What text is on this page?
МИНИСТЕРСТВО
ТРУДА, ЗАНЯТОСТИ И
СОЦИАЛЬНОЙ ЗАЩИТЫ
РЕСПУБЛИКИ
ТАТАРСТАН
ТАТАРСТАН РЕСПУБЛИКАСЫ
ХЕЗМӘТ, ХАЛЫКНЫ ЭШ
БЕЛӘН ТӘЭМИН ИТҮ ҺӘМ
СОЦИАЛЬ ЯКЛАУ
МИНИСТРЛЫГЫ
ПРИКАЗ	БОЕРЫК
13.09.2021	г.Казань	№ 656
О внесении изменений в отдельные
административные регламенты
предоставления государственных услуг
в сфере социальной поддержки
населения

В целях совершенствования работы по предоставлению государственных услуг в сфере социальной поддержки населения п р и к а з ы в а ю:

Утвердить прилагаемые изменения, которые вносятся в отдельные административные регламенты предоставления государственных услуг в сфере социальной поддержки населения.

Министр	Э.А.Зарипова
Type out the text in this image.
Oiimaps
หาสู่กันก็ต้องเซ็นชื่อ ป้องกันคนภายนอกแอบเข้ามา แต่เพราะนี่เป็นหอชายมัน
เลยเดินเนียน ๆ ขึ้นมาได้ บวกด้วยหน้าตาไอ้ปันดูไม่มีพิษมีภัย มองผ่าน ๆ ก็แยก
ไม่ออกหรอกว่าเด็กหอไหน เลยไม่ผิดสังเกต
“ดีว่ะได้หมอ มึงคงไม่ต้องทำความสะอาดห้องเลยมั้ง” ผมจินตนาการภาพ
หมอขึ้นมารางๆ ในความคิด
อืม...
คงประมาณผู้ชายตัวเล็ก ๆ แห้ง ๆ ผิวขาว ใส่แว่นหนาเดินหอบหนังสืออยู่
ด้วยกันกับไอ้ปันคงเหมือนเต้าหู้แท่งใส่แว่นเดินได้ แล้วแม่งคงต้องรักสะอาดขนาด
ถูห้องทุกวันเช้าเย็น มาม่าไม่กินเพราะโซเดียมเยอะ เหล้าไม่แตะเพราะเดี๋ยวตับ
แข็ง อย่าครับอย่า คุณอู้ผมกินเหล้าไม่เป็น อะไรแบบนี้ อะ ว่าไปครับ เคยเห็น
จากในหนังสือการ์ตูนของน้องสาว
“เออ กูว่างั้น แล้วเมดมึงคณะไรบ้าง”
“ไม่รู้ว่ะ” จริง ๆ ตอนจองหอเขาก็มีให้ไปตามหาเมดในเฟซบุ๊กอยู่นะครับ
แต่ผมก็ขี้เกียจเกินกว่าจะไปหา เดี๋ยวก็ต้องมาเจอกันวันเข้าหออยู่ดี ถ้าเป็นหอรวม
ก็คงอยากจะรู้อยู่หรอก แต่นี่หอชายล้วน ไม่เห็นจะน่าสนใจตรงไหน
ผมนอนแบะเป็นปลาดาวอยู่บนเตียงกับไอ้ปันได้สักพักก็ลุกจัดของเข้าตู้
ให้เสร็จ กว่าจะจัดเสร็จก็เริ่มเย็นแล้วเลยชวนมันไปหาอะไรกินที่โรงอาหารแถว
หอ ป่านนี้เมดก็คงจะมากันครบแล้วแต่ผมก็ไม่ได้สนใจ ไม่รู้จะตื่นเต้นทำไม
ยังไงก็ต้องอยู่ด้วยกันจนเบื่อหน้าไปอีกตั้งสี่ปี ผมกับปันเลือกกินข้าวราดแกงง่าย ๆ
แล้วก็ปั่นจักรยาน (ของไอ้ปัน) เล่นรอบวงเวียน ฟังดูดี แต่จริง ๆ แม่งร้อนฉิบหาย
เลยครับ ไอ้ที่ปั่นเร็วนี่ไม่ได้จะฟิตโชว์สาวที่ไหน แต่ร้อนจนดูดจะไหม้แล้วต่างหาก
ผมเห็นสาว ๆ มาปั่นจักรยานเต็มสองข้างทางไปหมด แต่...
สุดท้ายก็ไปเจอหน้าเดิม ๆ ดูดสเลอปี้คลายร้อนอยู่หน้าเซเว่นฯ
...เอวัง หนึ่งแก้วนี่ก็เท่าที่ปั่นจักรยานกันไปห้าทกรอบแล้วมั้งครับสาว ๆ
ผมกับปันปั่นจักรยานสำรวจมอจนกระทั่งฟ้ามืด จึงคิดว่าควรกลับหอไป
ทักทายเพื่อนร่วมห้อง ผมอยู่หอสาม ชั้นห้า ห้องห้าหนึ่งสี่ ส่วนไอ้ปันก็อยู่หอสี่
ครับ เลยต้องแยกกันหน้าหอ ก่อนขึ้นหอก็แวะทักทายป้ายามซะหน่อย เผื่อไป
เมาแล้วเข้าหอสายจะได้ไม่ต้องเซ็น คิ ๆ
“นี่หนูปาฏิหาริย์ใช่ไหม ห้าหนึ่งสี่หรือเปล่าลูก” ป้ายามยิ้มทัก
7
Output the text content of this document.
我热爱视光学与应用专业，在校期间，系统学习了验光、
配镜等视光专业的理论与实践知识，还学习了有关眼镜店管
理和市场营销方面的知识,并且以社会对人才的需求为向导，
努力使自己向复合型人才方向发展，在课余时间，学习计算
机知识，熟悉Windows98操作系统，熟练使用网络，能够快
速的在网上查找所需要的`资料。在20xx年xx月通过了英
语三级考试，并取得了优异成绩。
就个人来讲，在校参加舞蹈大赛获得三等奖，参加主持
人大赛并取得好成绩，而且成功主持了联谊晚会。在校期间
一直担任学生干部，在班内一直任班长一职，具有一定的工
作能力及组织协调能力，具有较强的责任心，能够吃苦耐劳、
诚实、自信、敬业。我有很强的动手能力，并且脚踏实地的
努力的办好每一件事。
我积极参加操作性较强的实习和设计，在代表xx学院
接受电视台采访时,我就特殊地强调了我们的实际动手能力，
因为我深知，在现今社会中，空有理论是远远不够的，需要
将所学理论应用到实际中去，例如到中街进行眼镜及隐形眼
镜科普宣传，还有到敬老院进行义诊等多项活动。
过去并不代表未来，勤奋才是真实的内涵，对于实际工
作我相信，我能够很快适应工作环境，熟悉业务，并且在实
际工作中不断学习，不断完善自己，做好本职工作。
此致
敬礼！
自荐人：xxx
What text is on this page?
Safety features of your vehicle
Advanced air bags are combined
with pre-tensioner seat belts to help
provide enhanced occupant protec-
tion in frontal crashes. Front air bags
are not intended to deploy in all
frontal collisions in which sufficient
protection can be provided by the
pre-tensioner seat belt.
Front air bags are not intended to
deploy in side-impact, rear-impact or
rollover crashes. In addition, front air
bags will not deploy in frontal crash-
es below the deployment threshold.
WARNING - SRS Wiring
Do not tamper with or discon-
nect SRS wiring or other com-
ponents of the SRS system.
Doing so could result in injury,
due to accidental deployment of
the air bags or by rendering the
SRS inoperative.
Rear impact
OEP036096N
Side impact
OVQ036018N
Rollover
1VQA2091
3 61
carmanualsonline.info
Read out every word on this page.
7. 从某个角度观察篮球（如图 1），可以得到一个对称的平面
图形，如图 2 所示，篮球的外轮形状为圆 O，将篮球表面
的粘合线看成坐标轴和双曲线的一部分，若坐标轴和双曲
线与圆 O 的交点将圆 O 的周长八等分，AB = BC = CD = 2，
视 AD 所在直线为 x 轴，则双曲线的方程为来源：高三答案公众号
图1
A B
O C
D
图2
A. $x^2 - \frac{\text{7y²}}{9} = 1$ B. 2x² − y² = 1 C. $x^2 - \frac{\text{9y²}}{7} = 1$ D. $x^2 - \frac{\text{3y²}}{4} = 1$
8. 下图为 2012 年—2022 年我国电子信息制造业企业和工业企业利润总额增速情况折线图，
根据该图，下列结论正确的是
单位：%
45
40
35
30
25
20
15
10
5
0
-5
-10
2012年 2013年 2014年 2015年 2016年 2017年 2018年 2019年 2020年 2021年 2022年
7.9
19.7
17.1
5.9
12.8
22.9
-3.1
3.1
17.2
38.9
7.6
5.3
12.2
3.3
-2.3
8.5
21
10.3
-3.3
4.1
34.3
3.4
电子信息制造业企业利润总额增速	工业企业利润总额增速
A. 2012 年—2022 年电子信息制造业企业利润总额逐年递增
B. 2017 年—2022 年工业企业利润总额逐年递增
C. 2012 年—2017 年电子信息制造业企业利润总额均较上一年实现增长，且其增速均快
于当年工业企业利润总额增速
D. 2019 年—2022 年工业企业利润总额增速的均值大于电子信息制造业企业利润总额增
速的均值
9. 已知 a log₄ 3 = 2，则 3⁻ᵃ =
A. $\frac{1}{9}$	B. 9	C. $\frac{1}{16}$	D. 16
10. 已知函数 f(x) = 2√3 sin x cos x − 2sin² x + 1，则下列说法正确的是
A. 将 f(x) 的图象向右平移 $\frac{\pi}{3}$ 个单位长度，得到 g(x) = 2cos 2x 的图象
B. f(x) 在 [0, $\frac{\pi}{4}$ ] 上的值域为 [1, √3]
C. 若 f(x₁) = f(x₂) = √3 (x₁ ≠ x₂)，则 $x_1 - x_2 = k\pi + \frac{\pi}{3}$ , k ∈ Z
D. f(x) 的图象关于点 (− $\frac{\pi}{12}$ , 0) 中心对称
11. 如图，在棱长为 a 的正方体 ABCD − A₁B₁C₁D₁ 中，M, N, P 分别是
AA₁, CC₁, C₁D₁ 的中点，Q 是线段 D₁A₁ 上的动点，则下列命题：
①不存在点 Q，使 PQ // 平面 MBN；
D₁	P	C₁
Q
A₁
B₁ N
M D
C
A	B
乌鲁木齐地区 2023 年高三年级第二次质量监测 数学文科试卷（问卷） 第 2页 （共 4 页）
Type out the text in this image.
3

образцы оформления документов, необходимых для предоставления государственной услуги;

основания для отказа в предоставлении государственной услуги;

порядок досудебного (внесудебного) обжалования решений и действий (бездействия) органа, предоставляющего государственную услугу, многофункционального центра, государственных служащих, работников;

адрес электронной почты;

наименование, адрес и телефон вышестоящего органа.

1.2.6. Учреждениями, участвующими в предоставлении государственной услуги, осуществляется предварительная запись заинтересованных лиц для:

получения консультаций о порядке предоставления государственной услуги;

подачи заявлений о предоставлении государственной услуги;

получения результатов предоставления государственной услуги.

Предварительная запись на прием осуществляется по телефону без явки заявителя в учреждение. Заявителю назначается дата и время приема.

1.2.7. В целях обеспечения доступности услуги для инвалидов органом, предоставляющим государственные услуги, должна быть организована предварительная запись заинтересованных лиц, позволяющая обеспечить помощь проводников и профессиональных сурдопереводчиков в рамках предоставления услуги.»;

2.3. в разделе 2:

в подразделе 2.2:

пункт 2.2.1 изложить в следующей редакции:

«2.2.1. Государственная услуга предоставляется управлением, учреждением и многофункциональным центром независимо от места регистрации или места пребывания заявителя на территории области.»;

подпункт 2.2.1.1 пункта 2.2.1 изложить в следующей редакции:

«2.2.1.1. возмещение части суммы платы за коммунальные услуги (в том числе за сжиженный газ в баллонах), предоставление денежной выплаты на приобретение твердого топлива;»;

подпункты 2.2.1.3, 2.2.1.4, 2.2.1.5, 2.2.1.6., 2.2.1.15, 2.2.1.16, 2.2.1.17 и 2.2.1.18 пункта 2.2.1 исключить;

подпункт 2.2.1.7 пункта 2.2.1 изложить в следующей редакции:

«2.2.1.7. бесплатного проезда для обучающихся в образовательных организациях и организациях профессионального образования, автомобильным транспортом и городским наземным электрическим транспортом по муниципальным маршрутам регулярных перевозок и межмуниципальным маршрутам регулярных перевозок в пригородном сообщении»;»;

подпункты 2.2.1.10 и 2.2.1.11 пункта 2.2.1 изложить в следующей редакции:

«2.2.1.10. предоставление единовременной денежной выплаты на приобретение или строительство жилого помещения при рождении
──────
_GOAL OF THE EXERCISE_. Check each line above for the word "предоставление" and say how many have it, with nothing else.

_ANSWER TO THIS EXERCISE_. 2